───── Supplied records ─────

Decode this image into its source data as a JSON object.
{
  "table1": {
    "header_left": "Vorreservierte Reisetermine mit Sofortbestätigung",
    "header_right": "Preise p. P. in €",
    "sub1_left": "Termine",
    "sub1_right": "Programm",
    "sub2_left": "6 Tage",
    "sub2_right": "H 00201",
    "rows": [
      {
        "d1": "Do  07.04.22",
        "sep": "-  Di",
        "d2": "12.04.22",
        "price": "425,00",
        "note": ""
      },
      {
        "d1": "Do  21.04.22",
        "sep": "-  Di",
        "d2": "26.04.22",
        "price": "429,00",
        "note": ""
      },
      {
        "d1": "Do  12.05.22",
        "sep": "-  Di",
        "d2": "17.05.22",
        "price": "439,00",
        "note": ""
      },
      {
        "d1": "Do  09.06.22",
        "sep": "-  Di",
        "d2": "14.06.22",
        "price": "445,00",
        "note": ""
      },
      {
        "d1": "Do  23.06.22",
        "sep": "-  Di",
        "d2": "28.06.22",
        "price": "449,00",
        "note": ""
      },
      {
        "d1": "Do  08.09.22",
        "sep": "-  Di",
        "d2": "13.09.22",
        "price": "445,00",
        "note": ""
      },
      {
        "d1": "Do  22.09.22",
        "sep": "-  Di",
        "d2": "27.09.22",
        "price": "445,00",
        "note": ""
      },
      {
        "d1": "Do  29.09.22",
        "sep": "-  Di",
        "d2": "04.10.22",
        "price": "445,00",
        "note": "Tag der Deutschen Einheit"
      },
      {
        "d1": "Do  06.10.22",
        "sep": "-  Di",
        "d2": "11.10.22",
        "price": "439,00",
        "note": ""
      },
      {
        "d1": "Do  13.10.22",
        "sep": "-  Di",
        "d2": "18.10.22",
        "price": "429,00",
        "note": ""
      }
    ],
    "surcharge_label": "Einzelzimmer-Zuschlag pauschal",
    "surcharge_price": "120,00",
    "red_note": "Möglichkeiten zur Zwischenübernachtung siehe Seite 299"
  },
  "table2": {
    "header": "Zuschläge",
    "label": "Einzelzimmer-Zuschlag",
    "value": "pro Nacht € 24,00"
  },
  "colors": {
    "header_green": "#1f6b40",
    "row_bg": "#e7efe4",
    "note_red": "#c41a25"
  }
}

─────

- Goal of the exercise: Recopy the entries above exactly, with every line included.

- Result of the task:
Decode this image into its source data as a JSON object.
{
  "table1": {
    "header_left": "Vorreservierte Reisetermine mit Sofortbestätigung",
    "header_right": "Preise p. P. in €",
    "sub1_left": "Termine",
    "sub1_right": "Programm",
    "sub2_left": "6 Tage",
    "sub2_right": "H 00201",
    "rows": [
      {
        "d1": "Do  07.04.22",
        "sep": "-  Di",
        "d2": "12.04.22",
        "price": "425,00",
        "note": ""
      },
      {
        "d1": "Do  21.04.22",
        "sep": "-  Di",
        "d2": "26.04.22",
        "price": "429,00",
        "note": ""
      },
      {
        "d1": "Do  12.05.22",
        "sep": "-  Di",
        "d2": "17.05.22",
        "price": "439,00",
        "note": ""
      },
      {
        "d1": "Do  09.06.22",
        "sep": "-  Di",
        "d2": "14.06.22",
        "price": "445,00",
        "note": ""
      },
      {
        "d1": "Do  23.06.22",
        "sep": "-  Di",
        "d2": "28.06.22",
        "price": "449,00",
        "note": ""
      },
      {
        "d1": "Do  08.09.22",
        "sep": "-  Di",
        "d2": "13.09.22",
        "price": "445,00",
        "note": ""
      },
      {
        "d1": "Do  22.09.22",
        "sep": "-  Di",
        "d2": "27.09.22",
        "price": "445,00",
        "note": ""
      },
      {
        "d1": "Do  29.09.22",
        "sep": "-  Di",
        "d2": "04.10.22",
        "price": "445,00",
        "note": "Tag der Deutschen Einheit"
      },
      {
        "d1": "Do  06.10.22",
        "sep": "-  Di",
        "d2": "11.10.22",
        "price": "439,00",
        "note": ""
      },
      {
        "d1": "Do  13.10.22",
        "sep": "-  Di",
        "d2": "18.10.22",
        "price": "429,00",
        "note": ""
      }
    ],
    "surcharge_label": "Einzelzimmer-Zuschlag pauschal",
    "surcharge_price": "120,00",
    "red_note": "Möglichkeiten zur Zwischenübernachtung siehe Seite 299"
  },
  "table2": {
    "header": "Zuschläge",
    "label": "Einzelzimmer-Zuschlag",
    "value": "pro Nacht € 24,00"
  },
  "colors": {
    "header_green": "#1f6b40",
    "row_bg": "#e7efe4",
    "note_red": "#c41a25"
  }
}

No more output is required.